What to do
For each line below that includes the word "this", make a copy.

== Supplied records

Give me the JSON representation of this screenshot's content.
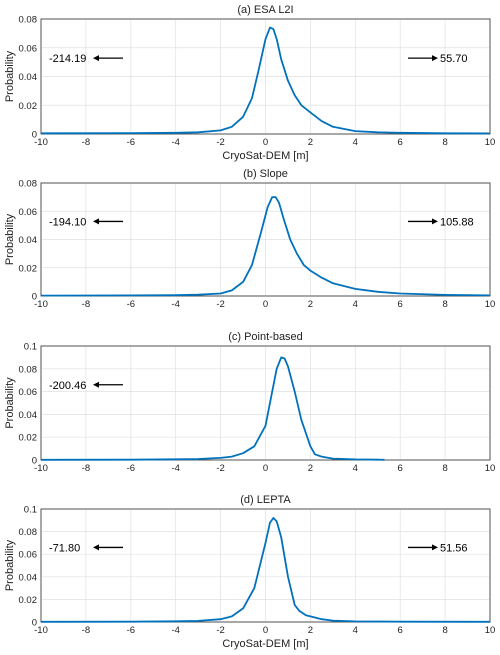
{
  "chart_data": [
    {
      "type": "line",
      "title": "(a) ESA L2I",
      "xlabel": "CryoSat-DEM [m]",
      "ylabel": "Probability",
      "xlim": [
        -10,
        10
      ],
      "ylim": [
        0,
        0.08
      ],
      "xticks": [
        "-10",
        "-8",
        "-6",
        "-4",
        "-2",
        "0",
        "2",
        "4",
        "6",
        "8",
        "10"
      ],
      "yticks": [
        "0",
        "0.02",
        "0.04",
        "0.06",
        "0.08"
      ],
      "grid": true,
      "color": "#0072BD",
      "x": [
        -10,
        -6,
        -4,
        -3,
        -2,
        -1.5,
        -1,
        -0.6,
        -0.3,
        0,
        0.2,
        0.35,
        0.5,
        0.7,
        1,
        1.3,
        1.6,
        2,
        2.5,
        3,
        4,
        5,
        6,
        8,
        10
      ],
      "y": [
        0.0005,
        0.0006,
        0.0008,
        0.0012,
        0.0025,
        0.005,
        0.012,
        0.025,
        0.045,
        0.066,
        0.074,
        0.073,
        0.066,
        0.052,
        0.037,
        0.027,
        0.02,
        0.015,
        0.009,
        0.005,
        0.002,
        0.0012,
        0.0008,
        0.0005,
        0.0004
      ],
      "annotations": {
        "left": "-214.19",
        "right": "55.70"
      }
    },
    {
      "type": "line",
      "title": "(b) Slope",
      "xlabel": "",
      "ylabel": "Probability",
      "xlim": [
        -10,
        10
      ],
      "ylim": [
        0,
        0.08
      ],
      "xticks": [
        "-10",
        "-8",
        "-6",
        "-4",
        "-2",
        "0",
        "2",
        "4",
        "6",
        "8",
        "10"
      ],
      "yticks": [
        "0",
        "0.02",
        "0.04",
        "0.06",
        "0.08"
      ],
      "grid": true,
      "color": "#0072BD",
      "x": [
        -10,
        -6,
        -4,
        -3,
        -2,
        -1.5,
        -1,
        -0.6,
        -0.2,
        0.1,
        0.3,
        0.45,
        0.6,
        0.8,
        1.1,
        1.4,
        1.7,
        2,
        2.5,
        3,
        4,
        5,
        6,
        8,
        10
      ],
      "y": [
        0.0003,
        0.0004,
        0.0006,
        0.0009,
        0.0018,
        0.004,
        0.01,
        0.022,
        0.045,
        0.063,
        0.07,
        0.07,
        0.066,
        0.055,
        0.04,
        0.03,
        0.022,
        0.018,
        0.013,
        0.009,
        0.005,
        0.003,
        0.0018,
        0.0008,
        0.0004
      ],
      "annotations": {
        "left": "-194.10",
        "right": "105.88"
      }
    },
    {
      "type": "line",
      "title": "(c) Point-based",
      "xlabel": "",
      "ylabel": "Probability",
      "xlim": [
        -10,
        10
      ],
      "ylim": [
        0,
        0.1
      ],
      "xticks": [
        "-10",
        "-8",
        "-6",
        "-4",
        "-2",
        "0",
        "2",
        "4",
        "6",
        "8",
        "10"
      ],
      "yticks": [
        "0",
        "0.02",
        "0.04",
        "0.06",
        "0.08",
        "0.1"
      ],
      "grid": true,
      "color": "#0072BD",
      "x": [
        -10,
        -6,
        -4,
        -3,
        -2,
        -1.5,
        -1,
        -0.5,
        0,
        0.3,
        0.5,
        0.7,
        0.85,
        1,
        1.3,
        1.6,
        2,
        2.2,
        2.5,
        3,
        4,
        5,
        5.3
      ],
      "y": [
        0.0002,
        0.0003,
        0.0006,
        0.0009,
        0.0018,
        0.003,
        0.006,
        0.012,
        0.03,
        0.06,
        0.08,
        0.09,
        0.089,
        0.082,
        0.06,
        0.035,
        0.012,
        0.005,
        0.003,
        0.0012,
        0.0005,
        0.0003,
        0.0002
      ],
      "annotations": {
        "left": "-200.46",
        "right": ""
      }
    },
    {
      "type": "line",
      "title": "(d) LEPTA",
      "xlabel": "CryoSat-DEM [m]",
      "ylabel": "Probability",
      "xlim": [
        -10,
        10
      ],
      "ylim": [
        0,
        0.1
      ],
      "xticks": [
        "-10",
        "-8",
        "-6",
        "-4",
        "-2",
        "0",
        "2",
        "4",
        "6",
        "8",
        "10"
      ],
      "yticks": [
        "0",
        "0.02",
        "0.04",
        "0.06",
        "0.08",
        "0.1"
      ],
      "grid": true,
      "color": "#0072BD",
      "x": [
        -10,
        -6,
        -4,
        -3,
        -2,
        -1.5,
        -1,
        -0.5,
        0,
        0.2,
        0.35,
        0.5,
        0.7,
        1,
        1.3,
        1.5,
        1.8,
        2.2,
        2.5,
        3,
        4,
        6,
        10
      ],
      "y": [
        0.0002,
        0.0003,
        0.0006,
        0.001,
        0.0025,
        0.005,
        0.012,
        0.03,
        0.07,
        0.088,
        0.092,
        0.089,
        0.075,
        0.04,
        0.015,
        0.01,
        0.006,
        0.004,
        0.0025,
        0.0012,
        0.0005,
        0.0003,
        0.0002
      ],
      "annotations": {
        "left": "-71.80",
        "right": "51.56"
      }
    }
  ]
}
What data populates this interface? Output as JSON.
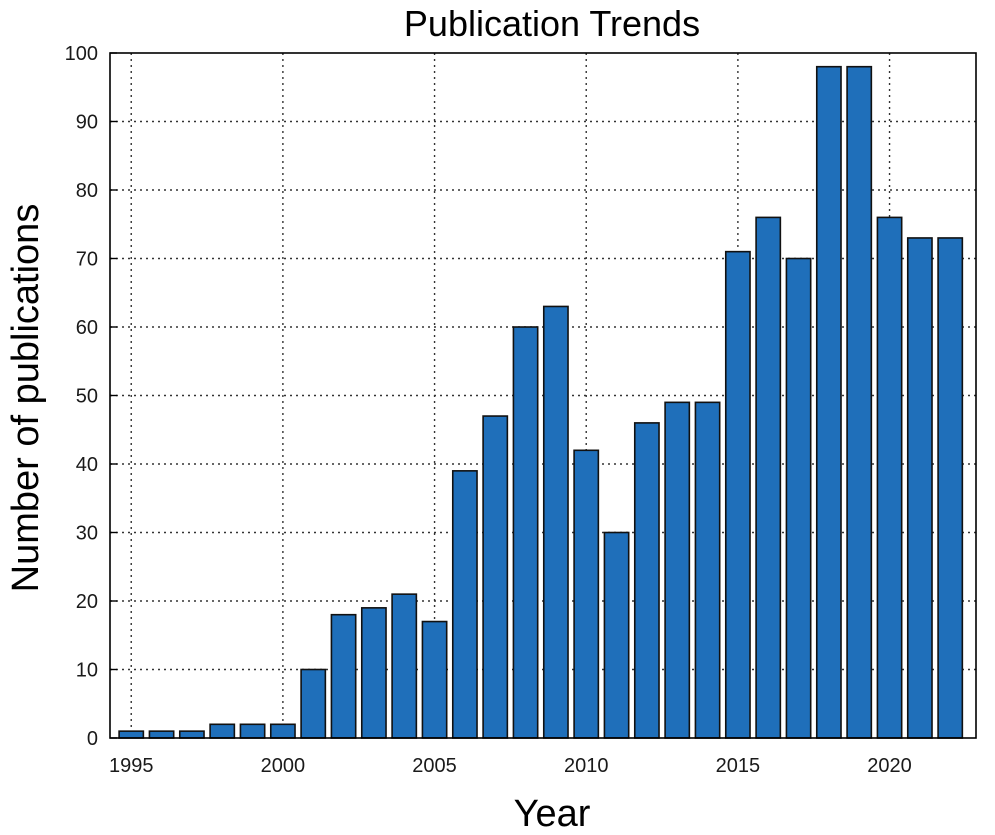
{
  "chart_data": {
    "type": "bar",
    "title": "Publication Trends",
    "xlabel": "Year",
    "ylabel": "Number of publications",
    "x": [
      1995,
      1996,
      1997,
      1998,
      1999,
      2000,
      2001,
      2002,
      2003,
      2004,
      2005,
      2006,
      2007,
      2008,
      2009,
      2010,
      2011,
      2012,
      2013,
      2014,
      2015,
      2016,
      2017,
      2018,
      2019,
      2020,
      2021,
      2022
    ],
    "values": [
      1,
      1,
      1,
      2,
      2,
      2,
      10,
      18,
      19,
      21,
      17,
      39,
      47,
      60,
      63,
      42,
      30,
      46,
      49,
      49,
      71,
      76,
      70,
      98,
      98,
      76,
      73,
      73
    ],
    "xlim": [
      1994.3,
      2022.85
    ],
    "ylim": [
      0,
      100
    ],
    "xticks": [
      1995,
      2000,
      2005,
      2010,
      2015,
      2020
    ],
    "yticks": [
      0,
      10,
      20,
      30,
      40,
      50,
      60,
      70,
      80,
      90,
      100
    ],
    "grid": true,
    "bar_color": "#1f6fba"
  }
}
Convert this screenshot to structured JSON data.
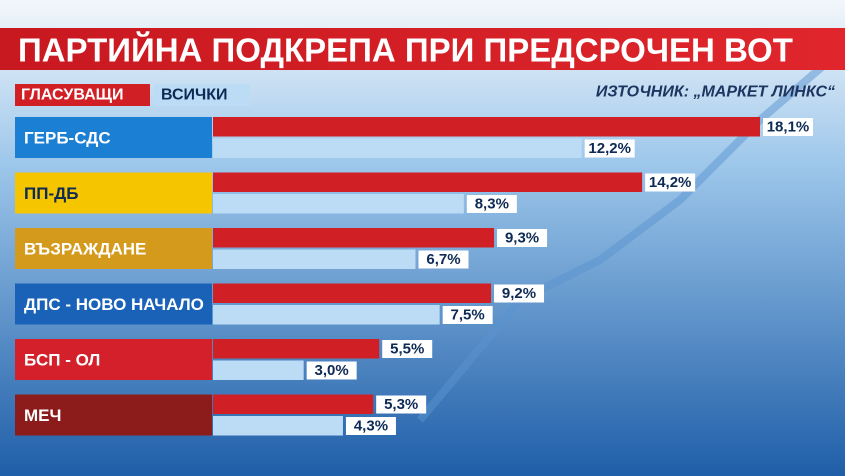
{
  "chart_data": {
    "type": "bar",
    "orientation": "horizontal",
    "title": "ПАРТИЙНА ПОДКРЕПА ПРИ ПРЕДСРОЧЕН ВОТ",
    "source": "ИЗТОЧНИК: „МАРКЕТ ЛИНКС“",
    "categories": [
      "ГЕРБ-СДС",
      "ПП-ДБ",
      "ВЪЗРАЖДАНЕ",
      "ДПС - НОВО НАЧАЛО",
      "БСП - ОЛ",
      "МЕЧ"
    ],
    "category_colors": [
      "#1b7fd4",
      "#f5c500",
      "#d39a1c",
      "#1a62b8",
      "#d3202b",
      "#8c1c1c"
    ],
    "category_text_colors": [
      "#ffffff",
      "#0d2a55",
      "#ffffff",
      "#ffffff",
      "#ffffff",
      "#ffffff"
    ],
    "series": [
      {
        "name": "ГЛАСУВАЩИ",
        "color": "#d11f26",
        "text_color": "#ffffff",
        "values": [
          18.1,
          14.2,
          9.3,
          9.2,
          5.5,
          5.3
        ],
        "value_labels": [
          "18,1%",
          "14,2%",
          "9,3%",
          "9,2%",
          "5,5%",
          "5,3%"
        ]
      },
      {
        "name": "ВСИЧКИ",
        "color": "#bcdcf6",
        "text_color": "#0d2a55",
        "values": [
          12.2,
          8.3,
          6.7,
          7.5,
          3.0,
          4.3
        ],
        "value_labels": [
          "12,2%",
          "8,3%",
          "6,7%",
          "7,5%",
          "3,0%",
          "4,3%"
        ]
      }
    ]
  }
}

====

Response to the task
Give me the JSON representation of this screenshot's content.
What data populates this interface? Output as JSON.
Convert this screenshot to structured JSON data.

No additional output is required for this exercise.